• Exercise goal:
Reproduce all lines of the listing below in which the word "many" occurs.
— start —
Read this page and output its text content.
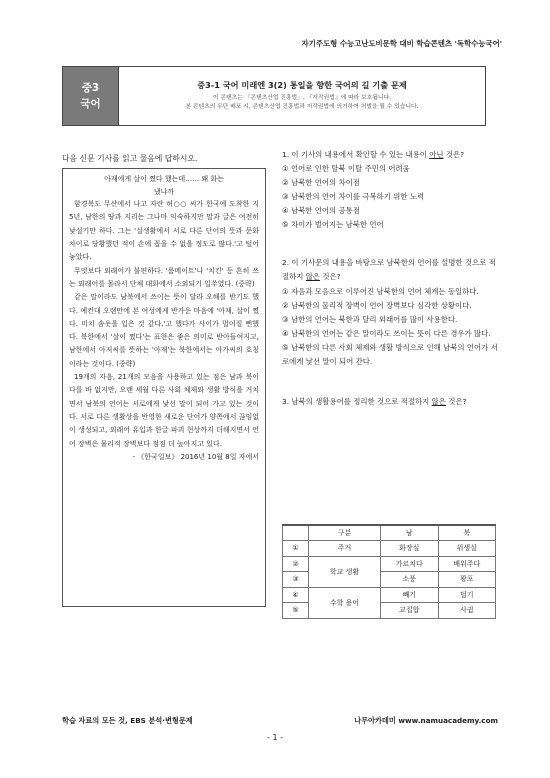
자기주도형 수능고난도비문학 대비 학습콘텐츠 '독학수능국어'
중3
국어
중3-1 국어 미래엔 3(2) 통일을 향한 국어의 길 기출 문제
이 콘텐츠는 「콘텐츠산업 진흥법」, 『저작권법』에 따라 보호됩니다.
본 콘텐츠의 무단 배포 시, 콘텐츠산업 진흥법과 저작권법에 의거하여 처벌을 될 수 있습니다.
다음 신문 기사를 읽고 물음에 답하시오.
아재에게 살이 쪘다 했는데…… 왜 화는
냈냐까

함경북도 무산에서 나고 자란 허○○ 씨가 한국에 도착한 지 5년, 남한의 땅과 지리는 그나마 익숙하지만 말과 글은 여전히 낯설기만 하다. 그는 '실생활에서 서로 다른 단어의 뜻과 문화 차이로 당황했던 적이 손에 꼽을 수 없을 정도로 많다.'고 털어놓았다.

무엇보다 외래어가 불편하다. '룸메이트'나 '치킨' 등 흔히 쓰는 외래어를 몰라서 단체 대화에서 소외되기 일쑤였다. (중략)

같은 말이라도 남북에서 쓰이는 뜻이 달라 오해를 받기도 했다. 예컨대 오랜만에 본 여성에게 반가운 마음에 '아재, 살이 쪘다. 미치 솜옷을 입은 것 같다.'고 했다가 사이가 멀어질 뻔했다. 북한에서 '살이 쪘다'는 표현은 좋은 의미로 받아들여지고, 남한에서 아저씨를 뜻하는 '아재'는 북한에서는 아가씨의 호칭이라는 것이다. (중략)

19개의 자음, 21개의 모음을 사용하고 있는 점은 남과 북이 다를 바 없지만, 오랜 세월 다른 사회 체제와 생활 방식을 거치면서 남북의 언어는 서로에게 낯선 말이 되어 가고 있는 것이다. 서로 다른 생활상을 반영한 새로운 단어가 양쪽에서 끊임없이 생성되고, 외래어 유입과 한글 파괴 현상까지 더해지면서 언어 장벽은 물리적 장벽보다 점점 더 높아지고 있다.

- 《한국일보》 2016년 10월 8일 자에서
1. 이 기사의 내용에서 확인할 수 있는 내용이 아닌 것은?
① 언어로 인한 탈북 이탈 주민의 어려움
② 남북한 언어의 차이점
③ 남북한의 언어 차이를 극복하기 위한 노력
④ 남북한 언어의 공통점
⑤ 차이가 벌어지는 남북한 언어
2. 이 기사문의 내용을 바탕으로 남북한의 언어를 설명한 것으로 적절하지 않은 것은?
① 자음과 모음으로 이루어진 남북한의 언어 체계는 동일하다.
② 남북한의 물리적 장벽이 언어 장벽보다 심각한 상황이다.
③ 남한의 언어는 북한과 달리 외래어를 많이 사용한다.
④ 남북한의 언어는 같은 말이라도 쓰이는 뜻이 다른 경우가 많다.
⑤ 남북한의 다른 사회 체제와 생활 방식으로 인해 남북의 언어가 서로에게 낯선 말이 되어 간다.
3. 남북의 생활용어를 정리한 것으로 적절하지 않은 것은?
	구분	남	북
①	주거	화장실	위생실
②	학교 생활	가르치다	배워주다
③		소풍	꽝포
④	수학 용어	빼기	덜기
⑤		교집합	사귐
학습 자료의 모든 것, EBS 분석·변형문제	나무아카데미 www.namuacademy.com
- 1 -
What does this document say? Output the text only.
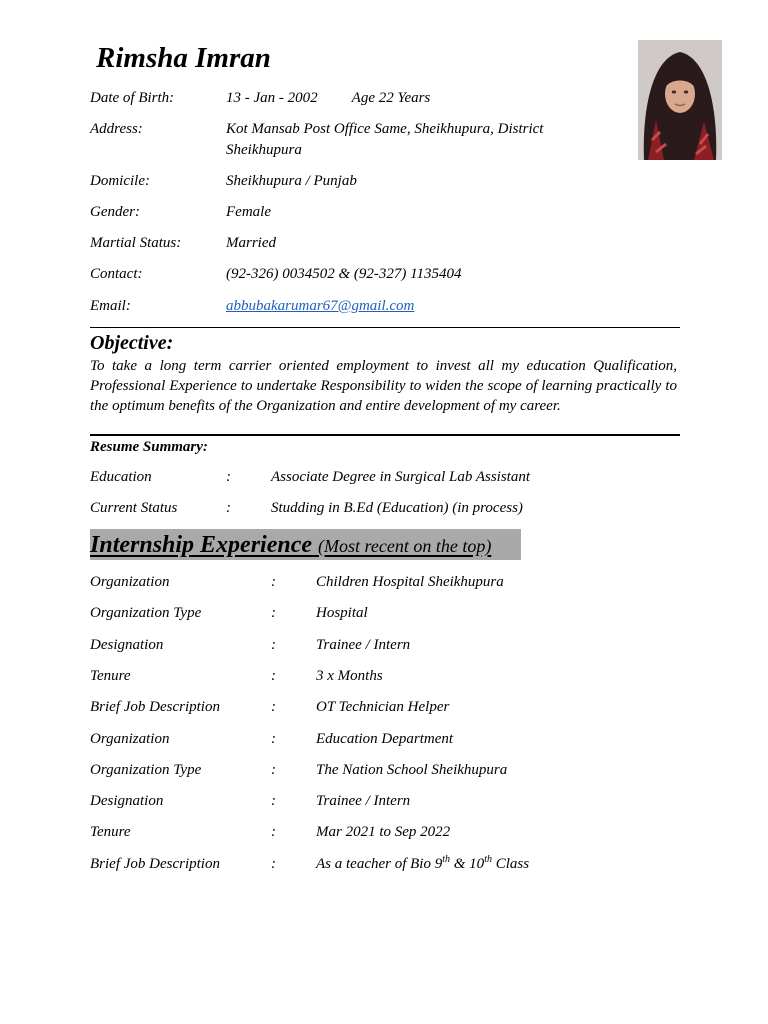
Rimsha Imran
Date of Birth:	13 - Jan - 2002 Age 22 Years
Address:	Kot Mansab Post Office Same, Sheikhupura, District Sheikhupura
Domicile:	Sheikhupura / Punjab
Gender:	Female
Martial Status:	Married
Contact:	(92-326) 0034502 & (92-327) 1135404
Email:	abbubakarumar67@gmail.com
Objective:

To take a long term carrier oriented employment to invest all my education Qualification, Professional Experience to undertake Responsibility to widen the scope of learning practically to the optimum benefits of the Organization and entire development of my career.

Resume Summary:
Education	:	Associate Degree in Surgical Lab Assistant
Current Status	:	Studding in B.Ed (Education) (in process)
Internship Experience (Most recent on the top)
Organization	:	Children Hospital Sheikhupura
Organization Type	:	Hospital
Designation	:	Trainee / Intern
Tenure	:	3 x Months
Brief Job Description	:	OT Technician Helper
Organization	:	Education Department
Organization Type	:	The Nation School Sheikhupura
Designation	:	Trainee / Intern
Tenure	:	Mar 2021 to Sep 2022
Brief Job Description	:	As a teacher of Bio 9th & 10th Class
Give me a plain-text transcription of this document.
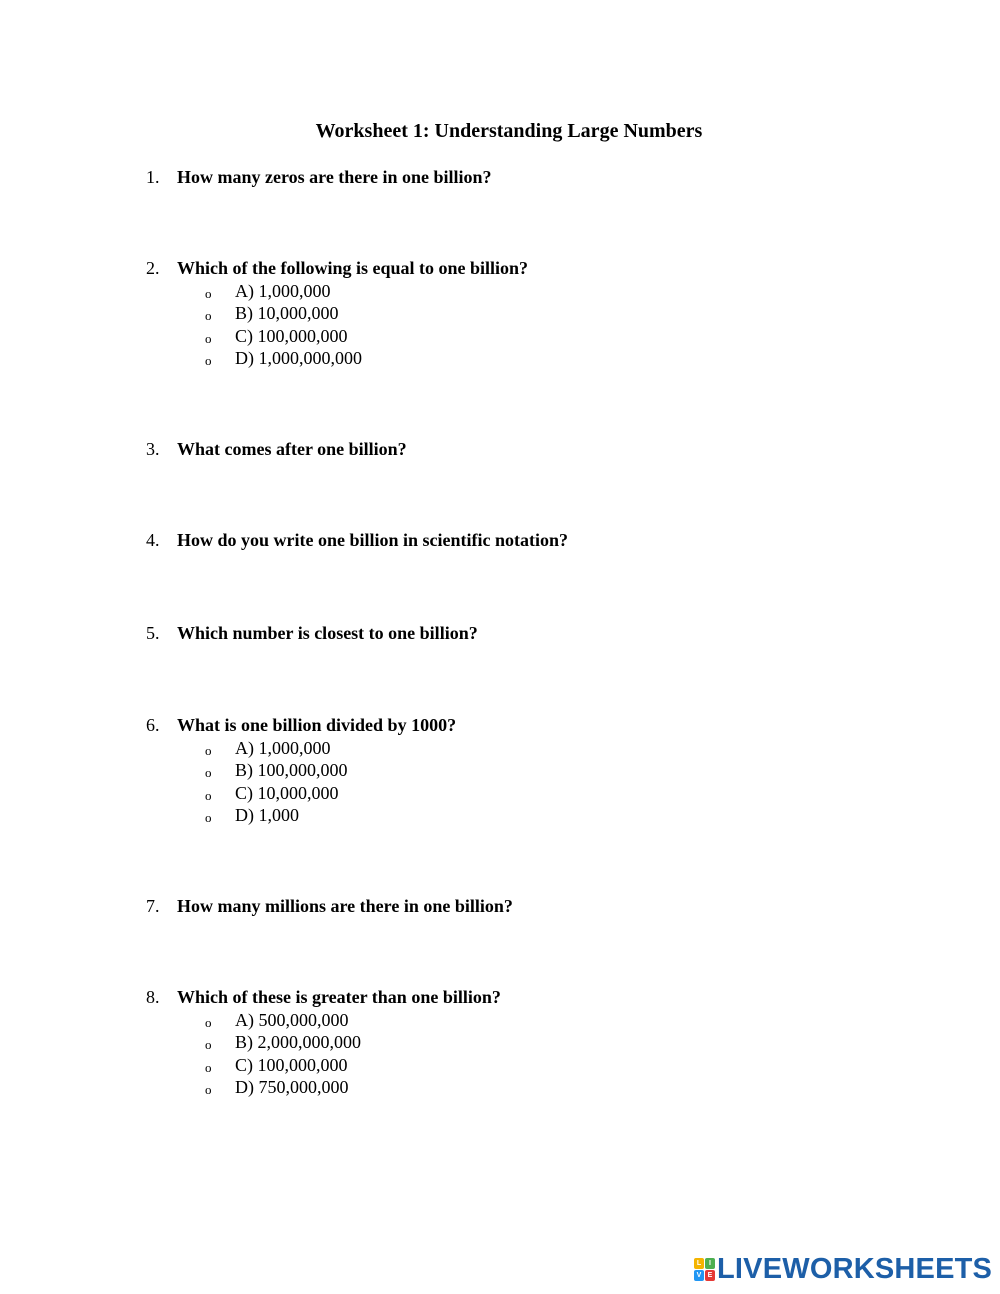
Worksheet 1: Understanding Large Numbers
1. How many zeros are there in one billion?
2. Which of the following is equal to one billion?
o A) 1,000,000
o B) 10,000,000
o C) 100,000,000
o D) 1,000,000,000
3. What comes after one billion?
4. How do you write one billion in scientific notation?
5. Which number is closest to one billion?
6. What is one billion divided by 1000?
o A) 1,000,000
o B) 100,000,000
o C) 10,000,000
o D) 1,000
7. How many millions are there in one billion?
8. Which of these is greater than one billion?
o A) 500,000,000
o B) 2,000,000,000
o C) 100,000,000
o D) 750,000,000
L	I
V E LIVEWORKSHEETS
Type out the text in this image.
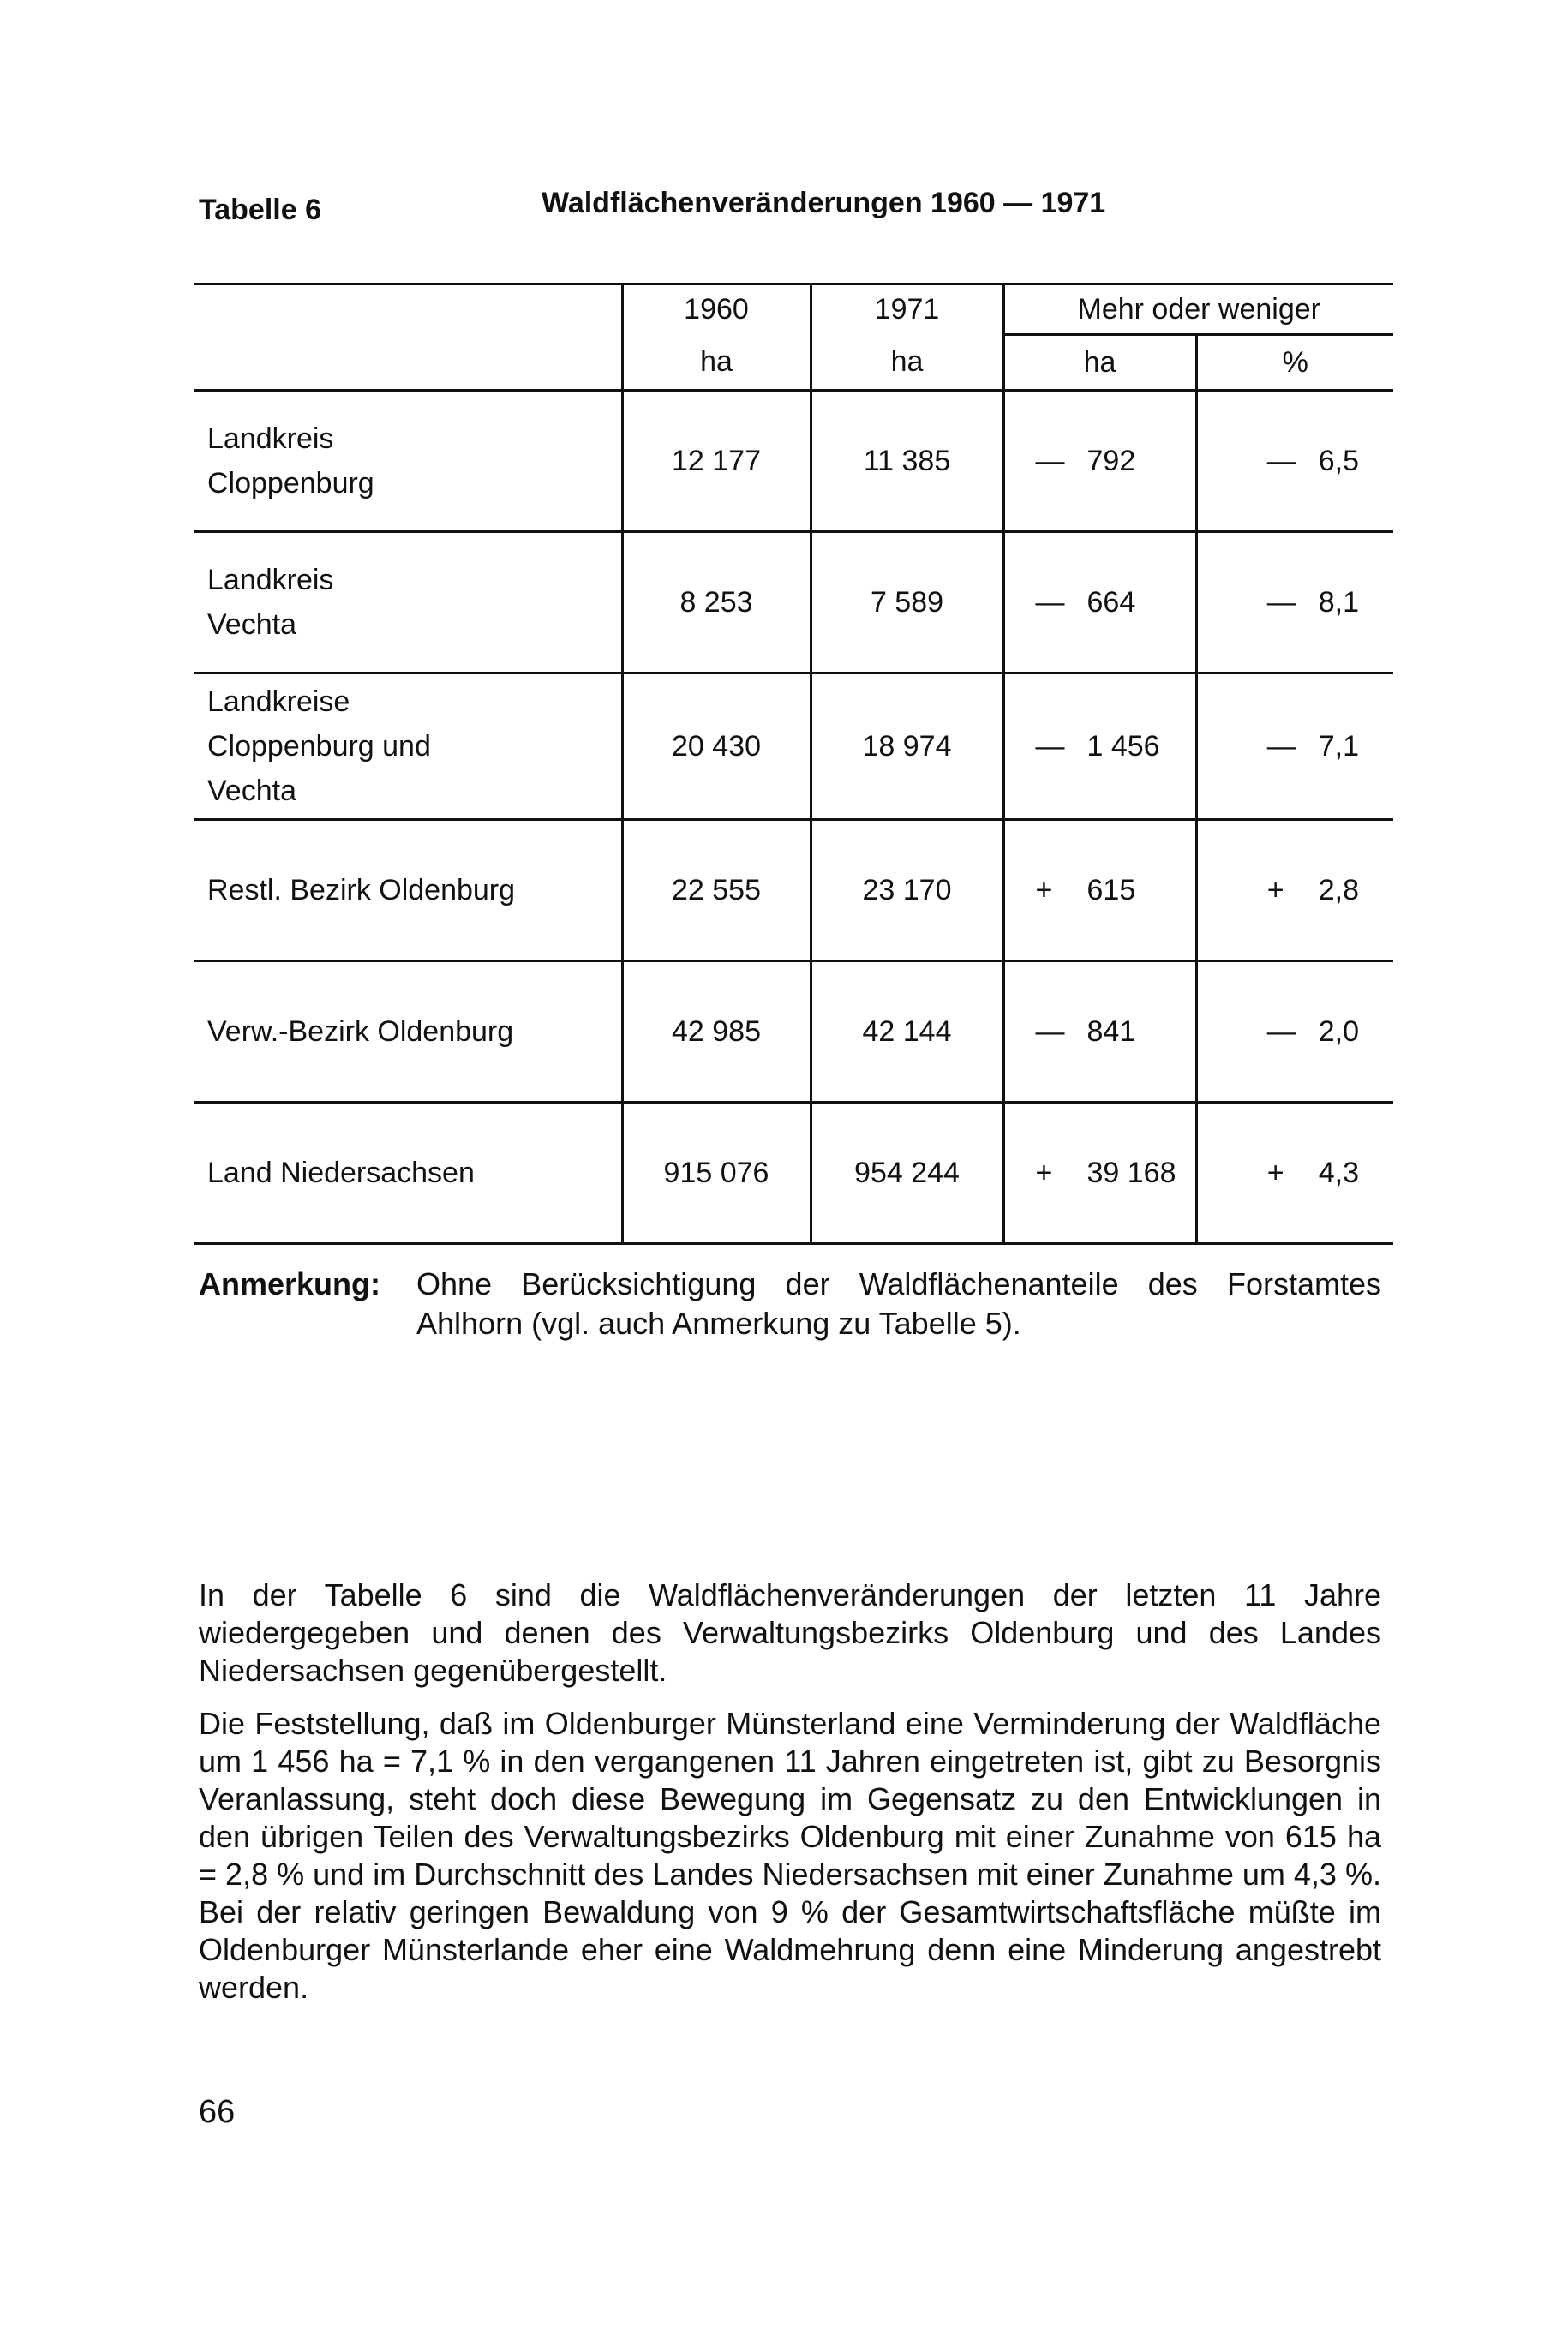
Tabelle 6	Waldflächenveränderungen 1960 — 1971
	1960	1971	Mehr oder weniger	
	ha	ha	ha	%

Landkreis
Cloppenburg	12 177	11 385	— 792	— 6,5

Landkreis
Vechta	8 253	7 589	— 664	— 8,1

Landkreise
Cloppenburg und
Vechta	20 430	18 974	— 1 456	— 7,1

Restl. Bezirk Oldenburg	22 555	23 170	+ 615	+ 2,8

Verw.-Bezirk Oldenburg	42 985	42 144	— 841	— 2,0

Land Niedersachsen	915 076	954 244	+ 39 168	+ 4,3
Anmerkung: Ohne Berücksichtigung der Waldflächenanteile des Forstamtes Ahlhorn (vgl. auch Anmerkung zu Tabelle 5).

In der Tabelle 6 sind die Waldflächenveränderungen der letzten 11 Jahre wiedergegeben und denen des Verwaltungsbezirks Oldenburg und des Landes Niedersachsen gegenübergestellt.

Die Feststellung, daß im Oldenburger Münsterland eine Verminderung der Waldfläche um 1 456 ha = 7,1 % in den vergangenen 11 Jahren eingetreten ist, gibt zu Besorgnis Veranlassung, steht doch diese Bewegung im Gegensatz zu den Entwicklungen in den übrigen Teilen des Verwaltungsbezirks Oldenburg mit einer Zunahme von 615 ha = 2,8 % und im Durchschnitt des Landes Niedersachsen mit einer Zunahme um 4,3 %. Bei der relativ geringen Bewaldung von 9 % der Gesamtwirtschaftsfläche müßte im Oldenburger Münsterlande eher eine Waldmehrung denn eine Minderung angestrebt werden.

66
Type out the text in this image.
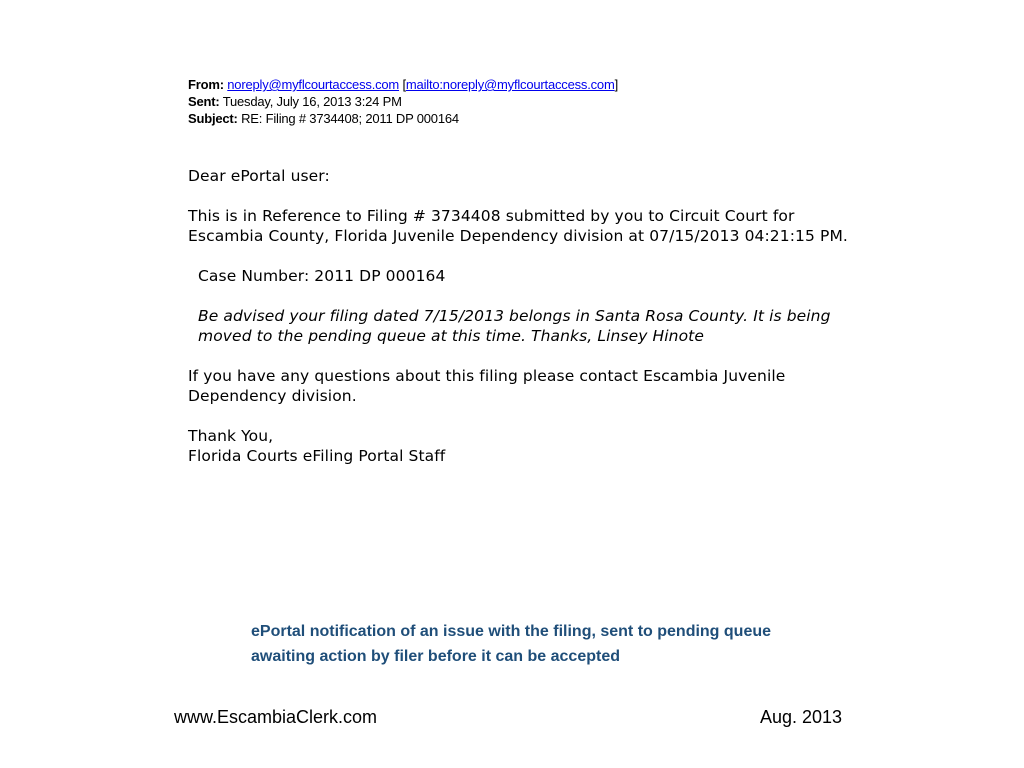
From: noreply@myflcourtaccess.com [mailto:noreply@myflcourtaccess.com]
Sent: Tuesday, July 16, 2013 3:24 PM
Subject: RE: Filing # 3734408; 2011 DP 000164

Dear ePortal user:

This is in Reference to Filing # 3734408 submitted by you to Circuit Court for Escambia County, Florida Juvenile Dependency division at 07/15/2013 04:21:15 PM.

Case Number: 2011 DP 000164

Be advised your filing dated 7/15/2013 belongs in Santa Rosa County. It is being moved to the pending queue at this time. Thanks, Linsey Hinote

If you have any questions about this filing please contact Escambia Juvenile Dependency division.

Thank You,

Florida Courts eFiling Portal Staff

ePortal notification of an issue with the filing, sent to pending queue
awaiting action by filer before it can be accepted
www.EscambiaClerk.com	Aug. 2013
— end —
• Written solution:
1. How many zeros are there in one billion?
7. How many millions are there in one billion?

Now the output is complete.